Record extracts:
---
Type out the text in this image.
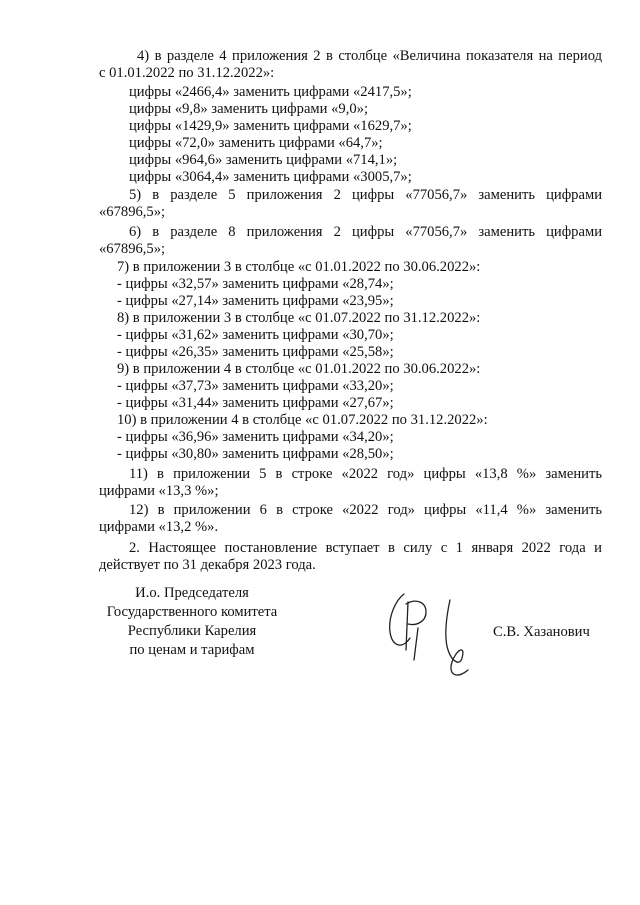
4) в разделе 4 приложения 2 в столбце «Величина показателя на период
с 01.01.2022 по 31.12.2022»:
цифры «2466,4» заменить цифрами «2417,5»;
цифры «9,8» заменить цифрами «9,0»;
цифры «1429,9» заменить цифрами «1629,7»;
цифры «72,0» заменить цифрами «64,7»;
цифры «964,6» заменить цифрами «714,1»;
цифры «3064,4» заменить цифрами «3005,7»;
5) в разделе 5 приложения 2 цифры «77056,7» заменить цифрами
«67896,5»;
6) в разделе 8 приложения 2 цифры «77056,7» заменить цифрами
«67896,5»;
7) в приложении 3 в столбце «с 01.01.2022 по 30.06.2022»:
- цифры «32,57» заменить цифрами «28,74»;
- цифры «27,14» заменить цифрами «23,95»;
8) в приложении 3 в столбце «с 01.07.2022 по 31.12.2022»:
- цифры «31,62» заменить цифрами «30,70»;
- цифры «26,35» заменить цифрами «25,58»;
9) в приложении 4 в столбце «с 01.01.2022 по 30.06.2022»:
- цифры «37,73» заменить цифрами «33,20»;
- цифры «31,44» заменить цифрами «27,67»;
10) в приложении 4 в столбце «с 01.07.2022 по 31.12.2022»:
- цифры «36,96» заменить цифрами «34,20»;
- цифры «30,80» заменить цифрами «28,50»;
11) в приложении 5 в строке «2022 год» цифры «13,8 %» заменить
цифрами «13,3 %»;
12) в приложении 6 в строке «2022 год» цифры «11,4 %» заменить
цифрами «13,2 %».
2. Настоящее постановление вступает в силу с 1 января 2022 года и
действует по 31 декабря 2023 года.
И.о. Председателя
Государственного комитета
Республики Карелия
по ценам и тарифам
С.В. Хазанович
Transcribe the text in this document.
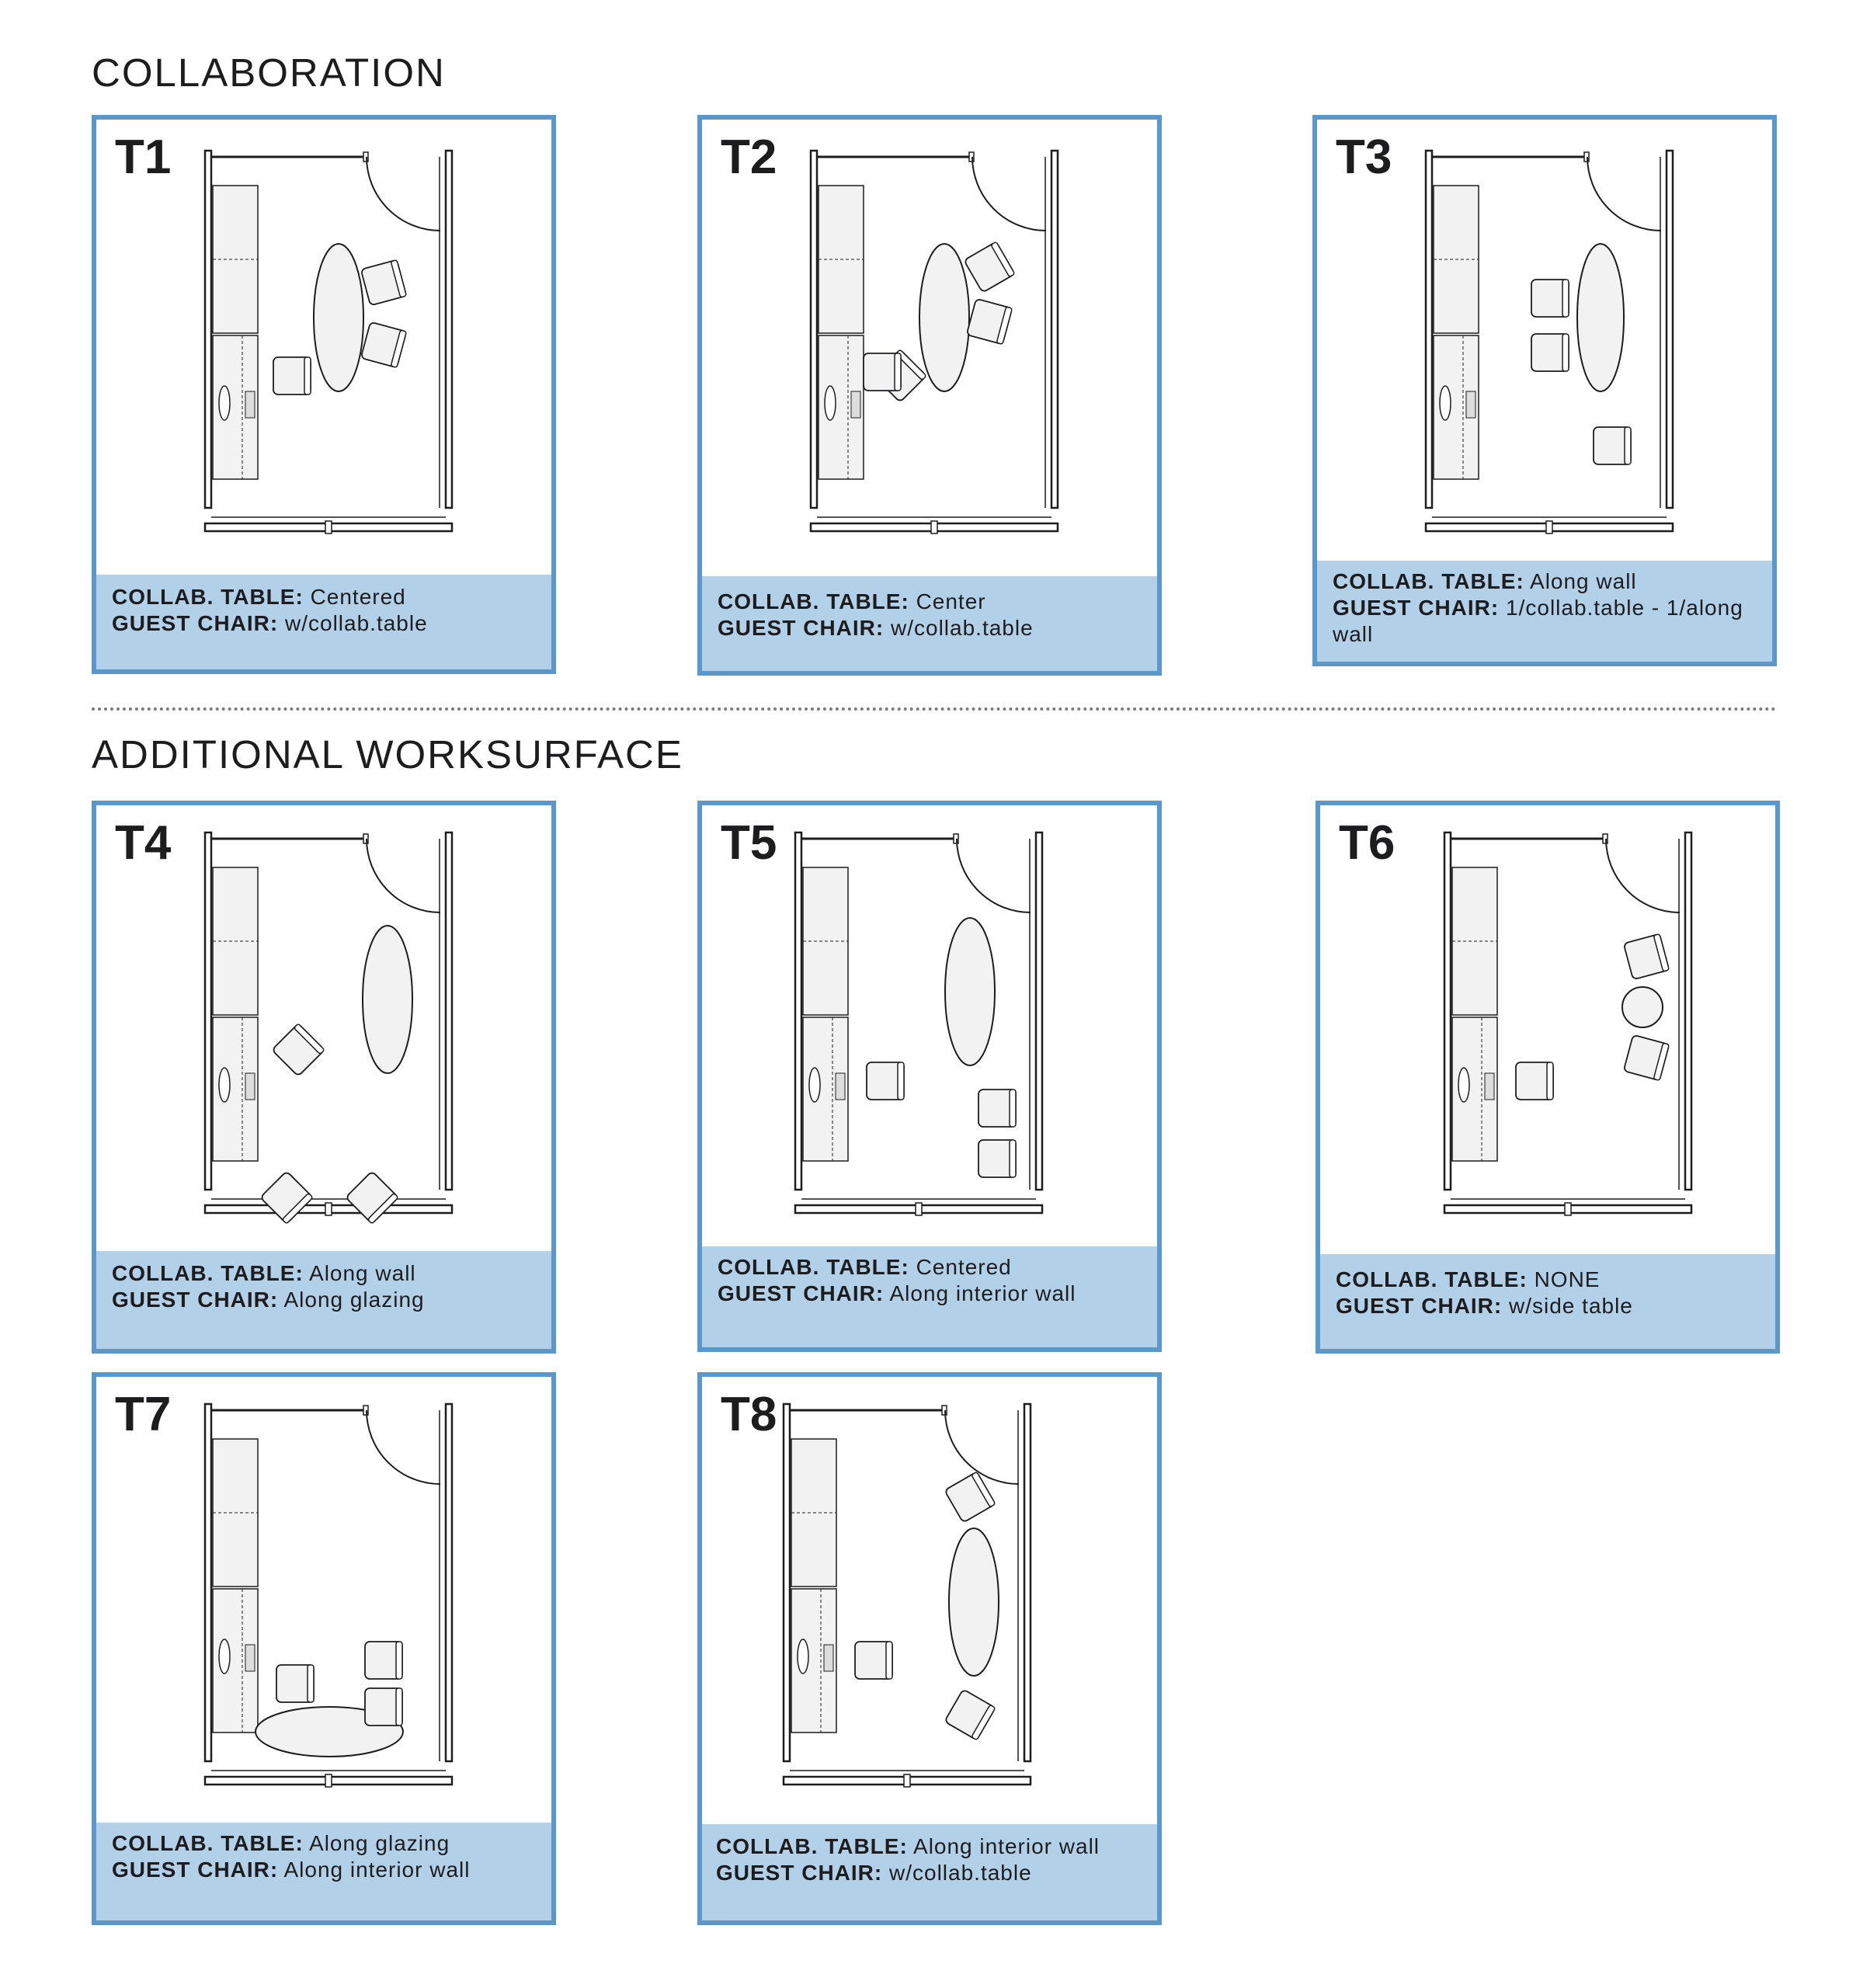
COLLABORATION
ADDITIONAL WORKSURFACE
T1
COLLAB. TABLE: Centered
GUEST CHAIR: w/collab.table
T2
COLLAB. TABLE: Center
GUEST CHAIR: w/collab.table
T3
COLLAB. TABLE: Along wall
GUEST CHAIR: 1/collab.table - 1/along wall
T4
COLLAB. TABLE: Along wall
GUEST CHAIR: Along glazing
T5
COLLAB. TABLE: Centered
GUEST CHAIR: Along interior wall
T6
COLLAB. TABLE: NONE
GUEST CHAIR: w/side table
T7
COLLAB. TABLE: Along glazing
GUEST CHAIR: Along interior wall
T8
COLLAB. TABLE: Along interior wall
GUEST CHAIR: w/collab.table
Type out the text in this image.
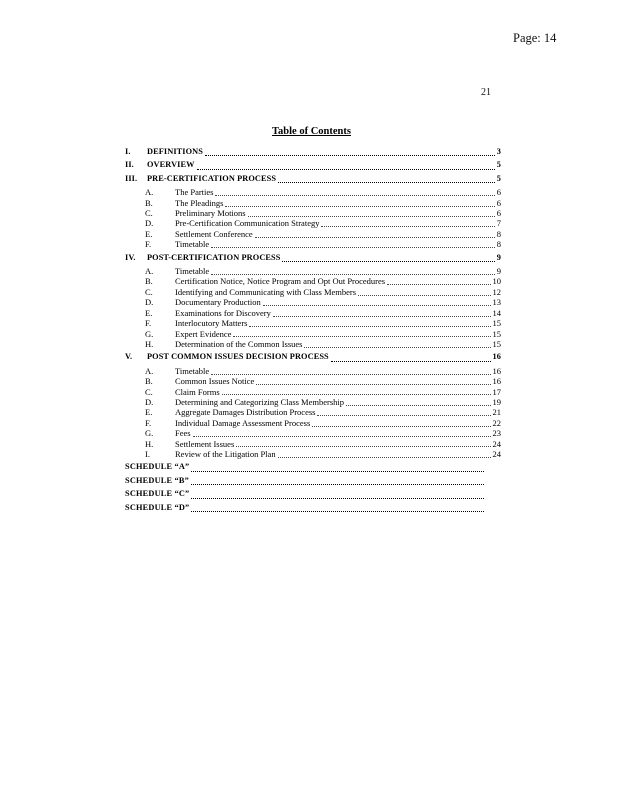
Page: 14
21
Table of Contents
I.	DEFINITIONS	3
II.	OVERVIEW	5
III.	PRE-CERTIFICATION PROCESS	5
A.	The Parties	6
B.	The Pleadings	6
C.	Preliminary Motions	6
D.	Pre-Certification Communication Strategy	7
E.	Settlement Conference	8
F.	Timetable	8
IV.	POST-CERTIFICATION PROCESS	9
A.	Timetable	9
B.	Certification Notice, Notice Program and Opt Out Procedures	10
C.	Identifying and Communicating with Class Members	12
D.	Documentary Production	13
E.	Examinations for Discovery	14
F.	Interlocutory Matters	15
G.	Expert Evidence	15
H.	Determination of the Common Issues	15
V.	POST COMMON ISSUES DECISION PROCESS	16
A.	Timetable	16
B.	Common Issues Notice	16
C.	Claim Forms	17
D.	Determining and Categorizing Class Membership	19
E.	Aggregate Damages Distribution Process	21
F.	Individual Damage Assessment Process	22
G.	Fees	23
H.	Settlement Issues	24
I.	Review of the Litigation Plan	24
SCHEDULE “A”
SCHEDULE “B”
SCHEDULE “C”
SCHEDULE “D”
---
Requirement:
Each entry must be retyped word for word, with every image omitted.

Full response:
Type out the text in this image.
4) в разделе 4 приложения 2 в столбце «Величина показателя на период
с 01.01.2022 по 31.12.2022»:
цифры «2466,4» заменить цифрами «2417,5»;
цифры «9,8» заменить цифрами «9,0»;
цифры «1429,9» заменить цифрами «1629,7»;
цифры «72,0» заменить цифрами «64,7»;
цифры «964,6» заменить цифрами «714,1»;
цифры «3064,4» заменить цифрами «3005,7»;
5) в разделе 5 приложения 2 цифры «77056,7» заменить цифрами
«67896,5»;
6) в разделе 8 приложения 2 цифры «77056,7» заменить цифрами
«67896,5»;
7) в приложении 3 в столбце «с 01.01.2022 по 30.06.2022»:
- цифры «32,57» заменить цифрами «28,74»;
- цифры «27,14» заменить цифрами «23,95»;
8) в приложении 3 в столбце «с 01.07.2022 по 31.12.2022»:
- цифры «31,62» заменить цифрами «30,70»;
- цифры «26,35» заменить цифрами «25,58»;
9) в приложении 4 в столбце «с 01.01.2022 по 30.06.2022»:
- цифры «37,73» заменить цифрами «33,20»;
- цифры «31,44» заменить цифрами «27,67»;
10) в приложении 4 в столбце «с 01.07.2022 по 31.12.2022»:
- цифры «36,96» заменить цифрами «34,20»;
- цифры «30,80» заменить цифрами «28,50»;
11) в приложении 5 в строке «2022 год» цифры «13,8 %» заменить
цифрами «13,3 %»;
12) в приложении 6 в строке «2022 год» цифры «11,4 %» заменить
цифрами «13,2 %».
2. Настоящее постановление вступает в силу с 1 января 2022 года и
действует по 31 декабря 2023 года.
И.о. Председателя
Государственного комитета
Республики Карелия
по ценам и тарифам
С.В. Хазанович
Transcribe the text in this document.
COLLABORATION
ADDITIONAL WORKSURFACE
T1
COLLAB. TABLE: Centered
GUEST CHAIR: w/collab.table
T2
COLLAB. TABLE: Center
GUEST CHAIR: w/collab.table
T3
COLLAB. TABLE: Along wall
GUEST CHAIR: 1/collab.table - 1/along wall
T4
COLLAB. TABLE: Along wall
GUEST CHAIR: Along glazing
T5
COLLAB. TABLE: Centered
GUEST CHAIR: Along interior wall
T6
COLLAB. TABLE: NONE
GUEST CHAIR: w/side table
T7
COLLAB. TABLE: Along glazing
GUEST CHAIR: Along interior wall
T8
COLLAB. TABLE: Along interior wall
GUEST CHAIR: w/collab.table
Type out the text in this image.
Page: 14
21
Table of Contents
I.	DEFINITIONS	3
II.	OVERVIEW	5
III.	PRE-CERTIFICATION PROCESS	5
A.	The Parties	6
B.	The Pleadings	6
C.	Preliminary Motions	6
D.	Pre-Certification Communication Strategy	7
E.	Settlement Conference	8
F.	Timetable	8
IV.	POST-CERTIFICATION PROCESS	9
A.	Timetable	9
B.	Certification Notice, Notice Program and Opt Out Procedures	10
C.	Identifying and Communicating with Class Members	12
D.	Documentary Production	13
E.	Examinations for Discovery	14
F.	Interlocutory Matters	15
G.	Expert Evidence	15
H.	Determination of the Common Issues	15
V.	POST COMMON ISSUES DECISION PROCESS	16
A.	Timetable	16
B.	Common Issues Notice	16
C.	Claim Forms	17
D.	Determining and Categorizing Class Membership	19
E.	Aggregate Damages Distribution Process	21
F.	Individual Damage Assessment Process	22
G.	Fees	23
H.	Settlement Issues	24
I.	Review of the Litigation Plan	24
SCHEDULE “A”
SCHEDULE “B”
SCHEDULE “C”
SCHEDULE “D”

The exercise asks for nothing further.